Data extracted from a collection
◇ ◇ ◇ ◇
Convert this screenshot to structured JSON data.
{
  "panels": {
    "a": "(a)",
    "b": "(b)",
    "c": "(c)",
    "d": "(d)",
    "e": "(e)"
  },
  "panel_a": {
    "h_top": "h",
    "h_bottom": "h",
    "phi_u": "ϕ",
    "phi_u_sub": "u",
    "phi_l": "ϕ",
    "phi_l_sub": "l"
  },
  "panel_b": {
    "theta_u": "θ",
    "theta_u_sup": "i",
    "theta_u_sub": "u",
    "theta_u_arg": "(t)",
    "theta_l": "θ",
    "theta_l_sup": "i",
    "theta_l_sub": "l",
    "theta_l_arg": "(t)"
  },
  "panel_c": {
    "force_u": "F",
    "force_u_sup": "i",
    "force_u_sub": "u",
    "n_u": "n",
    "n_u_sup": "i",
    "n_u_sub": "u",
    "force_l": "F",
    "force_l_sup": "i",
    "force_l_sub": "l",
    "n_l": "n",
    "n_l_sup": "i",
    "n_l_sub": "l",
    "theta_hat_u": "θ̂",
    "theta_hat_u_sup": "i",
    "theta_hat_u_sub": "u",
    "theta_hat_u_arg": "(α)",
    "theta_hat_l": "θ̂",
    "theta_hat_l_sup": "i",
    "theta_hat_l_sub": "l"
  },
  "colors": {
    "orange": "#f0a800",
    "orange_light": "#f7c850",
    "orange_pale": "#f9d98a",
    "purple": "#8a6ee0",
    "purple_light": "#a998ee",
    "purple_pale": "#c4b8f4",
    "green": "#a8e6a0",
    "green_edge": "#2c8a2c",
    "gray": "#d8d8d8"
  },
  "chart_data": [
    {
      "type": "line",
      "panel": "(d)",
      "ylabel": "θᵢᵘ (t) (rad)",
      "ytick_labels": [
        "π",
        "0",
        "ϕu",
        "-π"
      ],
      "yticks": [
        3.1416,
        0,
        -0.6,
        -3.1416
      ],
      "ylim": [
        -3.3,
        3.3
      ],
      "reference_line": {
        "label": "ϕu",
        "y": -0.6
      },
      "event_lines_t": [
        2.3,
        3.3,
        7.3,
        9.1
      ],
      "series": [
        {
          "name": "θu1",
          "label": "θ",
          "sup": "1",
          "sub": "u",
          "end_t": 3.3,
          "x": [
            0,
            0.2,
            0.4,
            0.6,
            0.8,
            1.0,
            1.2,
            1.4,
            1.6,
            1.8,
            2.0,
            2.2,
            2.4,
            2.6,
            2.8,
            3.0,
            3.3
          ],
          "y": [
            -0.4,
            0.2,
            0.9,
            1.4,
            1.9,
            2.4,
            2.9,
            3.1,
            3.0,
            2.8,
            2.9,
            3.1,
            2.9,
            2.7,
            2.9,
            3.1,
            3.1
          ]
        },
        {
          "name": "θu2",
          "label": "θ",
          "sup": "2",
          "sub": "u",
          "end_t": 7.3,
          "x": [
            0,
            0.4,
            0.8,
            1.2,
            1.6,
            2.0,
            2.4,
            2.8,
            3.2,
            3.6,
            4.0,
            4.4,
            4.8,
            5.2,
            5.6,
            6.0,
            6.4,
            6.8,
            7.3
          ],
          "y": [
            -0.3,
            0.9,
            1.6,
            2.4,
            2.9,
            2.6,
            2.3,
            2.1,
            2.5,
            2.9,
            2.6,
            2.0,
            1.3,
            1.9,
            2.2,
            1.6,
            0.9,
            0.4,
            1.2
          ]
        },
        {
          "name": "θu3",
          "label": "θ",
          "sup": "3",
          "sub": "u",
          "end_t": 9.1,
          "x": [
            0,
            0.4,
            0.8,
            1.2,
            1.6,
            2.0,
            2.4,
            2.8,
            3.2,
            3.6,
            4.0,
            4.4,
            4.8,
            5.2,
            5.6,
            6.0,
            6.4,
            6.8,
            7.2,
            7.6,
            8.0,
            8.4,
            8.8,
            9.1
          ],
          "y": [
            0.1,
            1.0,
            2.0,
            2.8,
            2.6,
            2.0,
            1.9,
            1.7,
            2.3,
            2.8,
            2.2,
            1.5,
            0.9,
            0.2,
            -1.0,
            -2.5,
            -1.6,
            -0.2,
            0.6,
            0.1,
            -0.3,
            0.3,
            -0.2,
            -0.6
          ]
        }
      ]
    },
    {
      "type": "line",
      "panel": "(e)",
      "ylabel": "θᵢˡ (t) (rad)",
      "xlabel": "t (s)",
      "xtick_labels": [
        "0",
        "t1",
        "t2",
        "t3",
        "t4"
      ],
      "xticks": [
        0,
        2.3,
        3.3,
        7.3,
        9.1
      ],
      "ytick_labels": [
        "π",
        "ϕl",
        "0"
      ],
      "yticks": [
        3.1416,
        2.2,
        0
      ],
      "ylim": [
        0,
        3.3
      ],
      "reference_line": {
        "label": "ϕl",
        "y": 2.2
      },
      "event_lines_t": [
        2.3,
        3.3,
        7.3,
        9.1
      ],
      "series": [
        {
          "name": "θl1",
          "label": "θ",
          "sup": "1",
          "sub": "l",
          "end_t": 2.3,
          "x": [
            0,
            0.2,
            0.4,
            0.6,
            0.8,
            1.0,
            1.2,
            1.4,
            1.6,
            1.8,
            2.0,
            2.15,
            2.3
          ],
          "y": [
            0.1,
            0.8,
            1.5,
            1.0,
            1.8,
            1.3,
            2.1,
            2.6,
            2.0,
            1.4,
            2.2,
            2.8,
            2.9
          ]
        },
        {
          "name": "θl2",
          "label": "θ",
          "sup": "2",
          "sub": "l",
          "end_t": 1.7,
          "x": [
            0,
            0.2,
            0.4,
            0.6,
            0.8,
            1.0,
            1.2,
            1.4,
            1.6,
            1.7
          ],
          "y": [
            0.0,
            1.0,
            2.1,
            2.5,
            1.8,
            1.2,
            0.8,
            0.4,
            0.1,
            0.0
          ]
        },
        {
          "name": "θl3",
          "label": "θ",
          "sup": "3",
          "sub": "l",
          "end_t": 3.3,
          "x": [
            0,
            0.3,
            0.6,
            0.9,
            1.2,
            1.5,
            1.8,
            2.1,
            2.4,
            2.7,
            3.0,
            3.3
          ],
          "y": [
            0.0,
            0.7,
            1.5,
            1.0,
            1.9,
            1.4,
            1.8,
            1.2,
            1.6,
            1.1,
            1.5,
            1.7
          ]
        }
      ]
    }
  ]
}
◇ ◇ ◇ ◇
# Exercise instructions
Print the records above exactly as they appear.

# Exercise response
Convert this screenshot to structured JSON data.
{
  "panels": {
    "a": "(a)",
    "b": "(b)",
    "c": "(c)",
    "d": "(d)",
    "e": "(e)"
  },
  "panel_a": {
    "h_top": "h",
    "h_bottom": "h",
    "phi_u": "ϕ",
    "phi_u_sub": "u",
    "phi_l": "ϕ",
    "phi_l_sub": "l"
  },
  "panel_b": {
    "theta_u": "θ",
    "theta_u_sup": "i",
    "theta_u_sub": "u",
    "theta_u_arg": "(t)",
    "theta_l": "θ",
    "theta_l_sup": "i",
    "theta_l_sub": "l",
    "theta_l_arg": "(t)"
  },
  "panel_c": {
    "force_u": "F",
    "force_u_sup": "i",
    "force_u_sub": "u",
    "n_u": "n",
    "n_u_sup": "i",
    "n_u_sub": "u",
    "force_l": "F",
    "force_l_sup": "i",
    "force_l_sub": "l",
    "n_l": "n",
    "n_l_sup": "i",
    "n_l_sub": "l",
    "theta_hat_u": "θ̂",
    "theta_hat_u_sup": "i",
    "theta_hat_u_sub": "u",
    "theta_hat_u_arg": "(α)",
    "theta_hat_l": "θ̂",
    "theta_hat_l_sup": "i",
    "theta_hat_l_sub": "l"
  },
  "colors": {
    "orange": "#f0a800",
    "orange_light": "#f7c850",
    "orange_pale": "#f9d98a",
    "purple": "#8a6ee0",
    "purple_light": "#a998ee",
    "purple_pale": "#c4b8f4",
    "green": "#a8e6a0",
    "green_edge": "#2c8a2c",
    "gray": "#d8d8d8"
  },
  "chart_data": [
    {
      "type": "line",
      "panel": "(d)",
      "ylabel": "θᵢᵘ (t) (rad)",
      "ytick_labels": [
        "π",
        "0",
        "ϕu",
        "-π"
      ],
      "yticks": [
        3.1416,
        0,
        -0.6,
        -3.1416
      ],
      "ylim": [
        -3.3,
        3.3
      ],
      "reference_line": {
        "label": "ϕu",
        "y": -0.6
      },
      "event_lines_t": [
        2.3,
        3.3,
        7.3,
        9.1
      ],
      "series": [
        {
          "name": "θu1",
          "label": "θ",
          "sup": "1",
          "sub": "u",
          "end_t": 3.3,
          "x": [
            0,
            0.2,
            0.4,
            0.6,
            0.8,
            1.0,
            1.2,
            1.4,
            1.6,
            1.8,
            2.0,
            2.2,
            2.4,
            2.6,
            2.8,
            3.0,
            3.3
          ],
          "y": [
            -0.4,
            0.2,
            0.9,
            1.4,
            1.9,
            2.4,
            2.9,
            3.1,
            3.0,
            2.8,
            2.9,
            3.1,
            2.9,
            2.7,
            2.9,
            3.1,
            3.1
          ]
        },
        {
          "name": "θu2",
          "label": "θ",
          "sup": "2",
          "sub": "u",
          "end_t": 7.3,
          "x": [
            0,
            0.4,
            0.8,
            1.2,
            1.6,
            2.0,
            2.4,
            2.8,
            3.2,
            3.6,
            4.0,
            4.4,
            4.8,
            5.2,
            5.6,
            6.0,
            6.4,
            6.8,
            7.3
          ],
          "y": [
            -0.3,
            0.9,
            1.6,
            2.4,
            2.9,
            2.6,
            2.3,
            2.1,
            2.5,
            2.9,
            2.6,
            2.0,
            1.3,
            1.9,
            2.2,
            1.6,
            0.9,
            0.4,
            1.2
          ]
        },
        {
          "name": "θu3",
          "label": "θ",
          "sup": "3",
          "sub": "u",
          "end_t": 9.1,
          "x": [
            0,
            0.4,
            0.8,
            1.2,
            1.6,
            2.0,
            2.4,
            2.8,
            3.2,
            3.6,
            4.0,
            4.4,
            4.8,
            5.2,
            5.6,
            6.0,
            6.4,
            6.8,
            7.2,
            7.6,
            8.0,
            8.4,
            8.8,
            9.1
          ],
          "y": [
            0.1,
            1.0,
            2.0,
            2.8,
            2.6,
            2.0,
            1.9,
            1.7,
            2.3,
            2.8,
            2.2,
            1.5,
            0.9,
            0.2,
            -1.0,
            -2.5,
            -1.6,
            -0.2,
            0.6,
            0.1,
            -0.3,
            0.3,
            -0.2,
            -0.6
          ]
        }
      ]
    },
    {
      "type": "line",
      "panel": "(e)",
      "ylabel": "θᵢˡ (t) (rad)",
      "xlabel": "t (s)",
      "xtick_labels": [
        "0",
        "t1",
        "t2",
        "t3",
        "t4"
      ],
      "xticks": [
        0,
        2.3,
        3.3,
        7.3,
        9.1
      ],
      "ytick_labels": [
        "π",
        "ϕl",
        "0"
      ],
      "yticks": [
        3.1416,
        2.2,
        0
      ],
      "ylim": [
        0,
        3.3
      ],
      "reference_line": {
        "label": "ϕl",
        "y": 2.2
      },
      "event_lines_t": [
        2.3,
        3.3,
        7.3,
        9.1
      ],
      "series": [
        {
          "name": "θl1",
          "label": "θ",
          "sup": "1",
          "sub": "l",
          "end_t": 2.3,
          "x": [
            0,
            0.2,
            0.4,
            0.6,
            0.8,
            1.0,
            1.2,
            1.4,
            1.6,
            1.8,
            2.0,
            2.15,
            2.3
          ],
          "y": [
            0.1,
            0.8,
            1.5,
            1.0,
            1.8,
            1.3,
            2.1,
            2.6,
            2.0,
            1.4,
            2.2,
            2.8,
            2.9
          ]
        },
        {
          "name": "θl2",
          "label": "θ",
          "sup": "2",
          "sub": "l",
          "end_t": 1.7,
          "x": [
            0,
            0.2,
            0.4,
            0.6,
            0.8,
            1.0,
            1.2,
            1.4,
            1.6,
            1.7
          ],
          "y": [
            0.0,
            1.0,
            2.1,
            2.5,
            1.8,
            1.2,
            0.8,
            0.4,
            0.1,
            0.0
          ]
        },
        {
          "name": "θl3",
          "label": "θ",
          "sup": "3",
          "sub": "l",
          "end_t": 3.3,
          "x": [
            0,
            0.3,
            0.6,
            0.9,
            1.2,
            1.5,
            1.8,
            2.1,
            2.4,
            2.7,
            3.0,
            3.3
          ],
          "y": [
            0.0,
            0.7,
            1.5,
            1.0,
            1.9,
            1.4,
            1.8,
            1.2,
            1.6,
            1.1,
            1.5,
            1.7
          ]
        }
      ]
    }
  ]
}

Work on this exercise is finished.